### Problem 1
Duplicate the stretch of the passage on Africa's workforce from "What makes this" through "universities, and communities.".
### Problem 2
Answer these from the passage on Africa's workforce:
(a) Which ministry signed the agreement with MTN Ghana at MWC2025?
(b) According to the passage, what does the World Economic Forum stress?
(c) Which initiative will the Ghana partnership support?

What Must Be Done to Prepare Africa’s Workforce

What makes this interesting is that the solution cannot come from a single actor. It requires all hands on deck.  It cuts across every sector and demands coordinated action from governments, companies, civil society, universities, and communities.

Governments must set direction and fund scale. National digital skills strategies and public training programmes should be designed to meet market demand, not academic tradition. Where state capacity is limited, smart use of public funding to leverage private investment and philanthropic capital will extend reach and lower costs. The World Economic Forum  stresses that employers and governments must align on workforce priorities if transformation is to be realised.  

Public and private actors must form genuine partnerships. Tech firms can supply curricula, certifications, internships, and job-matching systems. NGOs and community organisations can extend training into underserved areas. Universities and technical colleges must redesign curricula so graduates leave with both technical capabilities and workplace-ready experience. International cooperation can speed infrastructure investment and knowledge transfer. These partnerships are central to any credible national strategy 

Ghana is another example in this regard. At the MWC2025, the Ministry of Communications, Digital Technology, and Innovation signed a landmark MOU with MTN Ghana to advance AI, cybersecurity, and digital skills for young Ghanaians. The partnership will support the ‘One Million Coders’ initiative, establishing a center of excellence for AI and software development in the newly donated MTN building. This collaboration highlights the potential of government and private-sector alignment to accelerate workforce readiness.

### Given information
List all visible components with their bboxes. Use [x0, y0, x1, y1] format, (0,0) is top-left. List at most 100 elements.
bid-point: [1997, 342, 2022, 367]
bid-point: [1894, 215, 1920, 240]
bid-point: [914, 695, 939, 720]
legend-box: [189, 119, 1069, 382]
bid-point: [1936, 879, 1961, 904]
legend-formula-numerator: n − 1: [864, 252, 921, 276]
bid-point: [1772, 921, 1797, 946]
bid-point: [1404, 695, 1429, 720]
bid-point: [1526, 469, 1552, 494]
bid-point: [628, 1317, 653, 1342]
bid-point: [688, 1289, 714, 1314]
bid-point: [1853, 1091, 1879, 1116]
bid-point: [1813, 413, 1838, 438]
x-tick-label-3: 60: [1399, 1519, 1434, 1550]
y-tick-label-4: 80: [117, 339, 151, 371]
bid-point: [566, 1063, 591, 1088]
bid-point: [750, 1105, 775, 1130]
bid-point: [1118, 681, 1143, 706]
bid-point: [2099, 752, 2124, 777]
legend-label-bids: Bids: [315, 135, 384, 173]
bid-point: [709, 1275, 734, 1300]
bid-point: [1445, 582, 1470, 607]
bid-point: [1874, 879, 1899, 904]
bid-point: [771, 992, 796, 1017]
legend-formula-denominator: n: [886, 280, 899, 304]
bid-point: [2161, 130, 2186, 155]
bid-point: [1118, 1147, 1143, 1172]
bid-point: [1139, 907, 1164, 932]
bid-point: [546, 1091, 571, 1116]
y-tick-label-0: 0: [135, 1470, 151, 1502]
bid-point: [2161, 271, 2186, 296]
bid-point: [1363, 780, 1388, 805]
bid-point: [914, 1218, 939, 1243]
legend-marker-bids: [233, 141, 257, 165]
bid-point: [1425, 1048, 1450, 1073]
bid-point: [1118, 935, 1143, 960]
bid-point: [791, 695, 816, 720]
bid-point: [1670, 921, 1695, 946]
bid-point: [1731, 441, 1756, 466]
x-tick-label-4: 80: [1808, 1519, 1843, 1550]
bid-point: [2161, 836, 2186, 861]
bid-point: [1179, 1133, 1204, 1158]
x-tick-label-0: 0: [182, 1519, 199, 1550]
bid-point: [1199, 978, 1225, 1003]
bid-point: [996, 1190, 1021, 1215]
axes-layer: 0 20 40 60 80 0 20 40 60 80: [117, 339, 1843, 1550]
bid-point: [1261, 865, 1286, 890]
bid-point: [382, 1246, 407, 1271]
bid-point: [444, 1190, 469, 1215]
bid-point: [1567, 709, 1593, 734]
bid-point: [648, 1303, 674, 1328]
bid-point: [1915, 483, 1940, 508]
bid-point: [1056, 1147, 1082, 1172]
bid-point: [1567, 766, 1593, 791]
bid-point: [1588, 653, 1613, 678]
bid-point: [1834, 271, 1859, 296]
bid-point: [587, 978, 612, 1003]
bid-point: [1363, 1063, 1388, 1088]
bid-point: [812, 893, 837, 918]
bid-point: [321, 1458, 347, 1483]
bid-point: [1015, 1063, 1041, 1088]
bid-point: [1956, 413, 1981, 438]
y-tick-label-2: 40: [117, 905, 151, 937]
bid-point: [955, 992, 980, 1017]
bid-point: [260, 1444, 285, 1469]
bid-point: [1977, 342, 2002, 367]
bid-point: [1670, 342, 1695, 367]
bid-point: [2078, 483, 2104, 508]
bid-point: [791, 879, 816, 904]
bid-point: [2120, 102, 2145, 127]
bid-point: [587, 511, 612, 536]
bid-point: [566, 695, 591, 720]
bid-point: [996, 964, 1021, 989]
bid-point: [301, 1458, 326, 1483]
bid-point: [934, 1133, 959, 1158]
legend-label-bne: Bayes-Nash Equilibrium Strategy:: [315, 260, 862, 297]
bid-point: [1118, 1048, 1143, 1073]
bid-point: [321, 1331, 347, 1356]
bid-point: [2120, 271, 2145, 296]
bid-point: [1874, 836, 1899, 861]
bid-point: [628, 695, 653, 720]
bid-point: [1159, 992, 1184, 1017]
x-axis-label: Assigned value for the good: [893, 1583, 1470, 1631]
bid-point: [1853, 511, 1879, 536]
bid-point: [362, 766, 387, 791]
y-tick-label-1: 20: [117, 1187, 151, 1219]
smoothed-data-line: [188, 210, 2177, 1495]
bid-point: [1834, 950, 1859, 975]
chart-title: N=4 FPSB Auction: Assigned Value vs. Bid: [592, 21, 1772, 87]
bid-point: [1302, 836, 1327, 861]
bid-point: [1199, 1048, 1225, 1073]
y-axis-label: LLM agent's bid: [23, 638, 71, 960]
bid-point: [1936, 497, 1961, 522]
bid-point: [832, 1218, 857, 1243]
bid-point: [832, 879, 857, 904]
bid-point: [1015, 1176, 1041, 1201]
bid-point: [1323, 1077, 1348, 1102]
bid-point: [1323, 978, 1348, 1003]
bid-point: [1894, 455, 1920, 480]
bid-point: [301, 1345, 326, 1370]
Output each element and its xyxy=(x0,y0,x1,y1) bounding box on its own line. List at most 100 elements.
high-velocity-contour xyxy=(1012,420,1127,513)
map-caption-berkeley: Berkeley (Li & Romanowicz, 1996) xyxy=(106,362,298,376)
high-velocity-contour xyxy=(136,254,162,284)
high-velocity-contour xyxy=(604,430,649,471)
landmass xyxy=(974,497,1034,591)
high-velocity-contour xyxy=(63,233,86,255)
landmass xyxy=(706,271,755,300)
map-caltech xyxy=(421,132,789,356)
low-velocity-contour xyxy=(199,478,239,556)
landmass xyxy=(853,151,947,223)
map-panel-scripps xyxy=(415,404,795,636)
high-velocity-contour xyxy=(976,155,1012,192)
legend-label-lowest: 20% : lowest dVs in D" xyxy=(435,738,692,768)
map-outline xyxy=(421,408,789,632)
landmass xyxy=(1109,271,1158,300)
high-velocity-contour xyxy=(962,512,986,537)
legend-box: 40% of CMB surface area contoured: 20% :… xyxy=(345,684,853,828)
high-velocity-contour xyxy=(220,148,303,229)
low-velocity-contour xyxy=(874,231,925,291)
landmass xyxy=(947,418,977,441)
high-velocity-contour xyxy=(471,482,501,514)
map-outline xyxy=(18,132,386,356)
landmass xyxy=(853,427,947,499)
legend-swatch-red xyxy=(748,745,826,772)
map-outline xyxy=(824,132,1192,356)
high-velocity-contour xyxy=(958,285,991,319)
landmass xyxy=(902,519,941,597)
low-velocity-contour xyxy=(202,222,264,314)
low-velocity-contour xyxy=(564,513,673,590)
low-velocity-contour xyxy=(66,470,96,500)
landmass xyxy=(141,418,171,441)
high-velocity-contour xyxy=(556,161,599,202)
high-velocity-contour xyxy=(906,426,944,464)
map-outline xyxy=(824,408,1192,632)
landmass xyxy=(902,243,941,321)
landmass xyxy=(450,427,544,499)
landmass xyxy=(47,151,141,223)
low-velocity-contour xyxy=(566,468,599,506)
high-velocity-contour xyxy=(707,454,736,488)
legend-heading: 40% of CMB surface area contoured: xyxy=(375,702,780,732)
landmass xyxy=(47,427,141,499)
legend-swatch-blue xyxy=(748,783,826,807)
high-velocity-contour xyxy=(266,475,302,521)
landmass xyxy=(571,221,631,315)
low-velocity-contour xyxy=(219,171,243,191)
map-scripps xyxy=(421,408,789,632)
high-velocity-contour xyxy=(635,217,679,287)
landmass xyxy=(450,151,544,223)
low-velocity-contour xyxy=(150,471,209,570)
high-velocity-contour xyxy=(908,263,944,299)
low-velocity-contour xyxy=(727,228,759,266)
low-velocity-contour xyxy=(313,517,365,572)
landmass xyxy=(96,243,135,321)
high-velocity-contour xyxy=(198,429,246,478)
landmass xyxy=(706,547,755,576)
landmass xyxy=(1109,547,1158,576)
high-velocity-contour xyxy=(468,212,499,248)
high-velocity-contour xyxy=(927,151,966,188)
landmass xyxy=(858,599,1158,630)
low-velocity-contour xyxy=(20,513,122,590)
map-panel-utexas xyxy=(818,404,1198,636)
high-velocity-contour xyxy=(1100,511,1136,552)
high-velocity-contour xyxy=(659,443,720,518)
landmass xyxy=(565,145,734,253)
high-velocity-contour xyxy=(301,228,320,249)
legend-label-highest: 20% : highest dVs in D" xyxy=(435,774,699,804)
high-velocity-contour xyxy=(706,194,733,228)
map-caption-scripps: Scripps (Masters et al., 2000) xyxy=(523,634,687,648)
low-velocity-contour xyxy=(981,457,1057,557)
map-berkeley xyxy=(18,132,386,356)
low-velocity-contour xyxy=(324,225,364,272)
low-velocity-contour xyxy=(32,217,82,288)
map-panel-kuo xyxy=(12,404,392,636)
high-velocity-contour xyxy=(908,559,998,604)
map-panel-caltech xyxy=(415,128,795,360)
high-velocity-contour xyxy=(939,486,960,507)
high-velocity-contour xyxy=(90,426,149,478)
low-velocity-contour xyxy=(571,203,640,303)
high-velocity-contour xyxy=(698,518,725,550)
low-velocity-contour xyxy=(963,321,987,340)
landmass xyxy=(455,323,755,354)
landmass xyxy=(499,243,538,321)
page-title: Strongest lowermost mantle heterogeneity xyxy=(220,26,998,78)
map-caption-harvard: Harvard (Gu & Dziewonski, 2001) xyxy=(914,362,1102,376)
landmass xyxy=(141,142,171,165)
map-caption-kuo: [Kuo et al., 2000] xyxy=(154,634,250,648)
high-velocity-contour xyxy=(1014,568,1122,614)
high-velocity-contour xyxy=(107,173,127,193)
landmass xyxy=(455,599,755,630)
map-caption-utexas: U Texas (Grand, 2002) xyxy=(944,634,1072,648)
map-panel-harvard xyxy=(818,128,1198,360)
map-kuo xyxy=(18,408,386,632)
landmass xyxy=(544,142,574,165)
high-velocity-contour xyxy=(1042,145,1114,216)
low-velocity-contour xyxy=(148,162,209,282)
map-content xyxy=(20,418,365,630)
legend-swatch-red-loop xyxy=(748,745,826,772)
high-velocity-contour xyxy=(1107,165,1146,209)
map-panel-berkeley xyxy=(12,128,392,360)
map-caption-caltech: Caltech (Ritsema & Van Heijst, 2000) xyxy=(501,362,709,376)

### Expected answer 1
What makes this interesting is that the solution cannot come from a single actor. It requires all hands on deck.  It cuts across every sector and demands coordinated action from governments, companies, civil society, universities, and communities.

### Expected answer 2
(a) The Ministry of Communications, Digital Technology, and Innovation.
(b) That employers and governments must align on workforce priorities if transformation is to be realised.
(c) The 'One Million Coders' initiative.